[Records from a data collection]
· · · ·
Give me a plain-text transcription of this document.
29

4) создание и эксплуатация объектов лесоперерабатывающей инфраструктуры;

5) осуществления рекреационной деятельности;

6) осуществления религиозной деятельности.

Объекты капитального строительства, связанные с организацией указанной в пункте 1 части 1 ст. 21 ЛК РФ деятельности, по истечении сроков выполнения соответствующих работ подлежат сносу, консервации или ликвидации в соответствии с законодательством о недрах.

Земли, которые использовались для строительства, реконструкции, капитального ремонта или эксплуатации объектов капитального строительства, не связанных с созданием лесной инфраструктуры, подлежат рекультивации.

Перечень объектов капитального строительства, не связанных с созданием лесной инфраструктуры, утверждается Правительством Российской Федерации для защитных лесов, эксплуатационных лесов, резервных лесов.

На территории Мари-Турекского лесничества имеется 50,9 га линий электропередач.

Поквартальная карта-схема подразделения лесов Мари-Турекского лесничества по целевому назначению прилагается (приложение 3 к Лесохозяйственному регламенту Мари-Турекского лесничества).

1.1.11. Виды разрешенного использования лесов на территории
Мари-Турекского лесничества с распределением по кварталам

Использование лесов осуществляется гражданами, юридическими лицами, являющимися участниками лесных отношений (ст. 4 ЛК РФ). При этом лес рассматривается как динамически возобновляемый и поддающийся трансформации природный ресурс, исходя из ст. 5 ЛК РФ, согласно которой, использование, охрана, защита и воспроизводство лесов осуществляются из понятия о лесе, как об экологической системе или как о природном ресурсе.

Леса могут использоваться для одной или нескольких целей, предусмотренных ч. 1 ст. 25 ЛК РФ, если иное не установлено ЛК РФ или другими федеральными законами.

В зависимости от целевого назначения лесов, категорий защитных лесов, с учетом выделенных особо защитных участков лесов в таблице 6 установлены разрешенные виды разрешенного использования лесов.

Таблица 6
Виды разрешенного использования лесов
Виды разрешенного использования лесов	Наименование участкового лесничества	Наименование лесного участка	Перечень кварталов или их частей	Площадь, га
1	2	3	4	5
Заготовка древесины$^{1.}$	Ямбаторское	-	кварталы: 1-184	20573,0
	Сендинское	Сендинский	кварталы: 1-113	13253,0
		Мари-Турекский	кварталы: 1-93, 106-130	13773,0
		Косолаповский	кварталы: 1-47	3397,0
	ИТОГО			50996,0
· · · ·
» YOUR GOAL
Give back all the data exactly as written.

» RESPONSE BELOW
Give me a plain-text transcription of this document.
29

4) создание и эксплуатация объектов лесоперерабатывающей инфраструктуры;

5) осуществления рекреационной деятельности;

6) осуществления религиозной деятельности.

Объекты капитального строительства, связанные с организацией указанной в пункте 1 части 1 ст. 21 ЛК РФ деятельности, по истечении сроков выполнения соответствующих работ подлежат сносу, консервации или ликвидации в соответствии с законодательством о недрах.

Земли, которые использовались для строительства, реконструкции, капитального ремонта или эксплуатации объектов капитального строительства, не связанных с созданием лесной инфраструктуры, подлежат рекультивации.

Перечень объектов капитального строительства, не связанных с созданием лесной инфраструктуры, утверждается Правительством Российской Федерации для защитных лесов, эксплуатационных лесов, резервных лесов.

На территории Мари-Турекского лесничества имеется 50,9 га линий электропередач.

Поквартальная карта-схема подразделения лесов Мари-Турекского лесничества по целевому назначению прилагается (приложение 3 к Лесохозяйственному регламенту Мари-Турекского лесничества).

1.1.11. Виды разрешенного использования лесов на территории
Мари-Турекского лесничества с распределением по кварталам

Использование лесов осуществляется гражданами, юридическими лицами, являющимися участниками лесных отношений (ст. 4 ЛК РФ). При этом лес рассматривается как динамически возобновляемый и поддающийся трансформации природный ресурс, исходя из ст. 5 ЛК РФ, согласно которой, использование, охрана, защита и воспроизводство лесов осуществляются из понятия о лесе, как об экологической системе или как о природном ресурсе.

Леса могут использоваться для одной или нескольких целей, предусмотренных ч. 1 ст. 25 ЛК РФ, если иное не установлено ЛК РФ или другими федеральными законами.

В зависимости от целевого назначения лесов, категорий защитных лесов, с учетом выделенных особо защитных участков лесов в таблице 6 установлены разрешенные виды разрешенного использования лесов.

Таблица 6
Виды разрешенного использования лесов
Виды разрешенного использования лесов	Наименование участкового лесничества	Наименование лесного участка	Перечень кварталов или их частей	Площадь, га
1	2	3	4	5
Заготовка древесины$^{1.}$	Ямбаторское	-	кварталы: 1-184	20573,0
	Сендинское	Сендинский	кварталы: 1-113	13253,0
		Мари-Турекский	кварталы: 1-93, 106-130	13773,0
		Косолаповский	кварталы: 1-47	3397,0
	ИТОГО			50996,0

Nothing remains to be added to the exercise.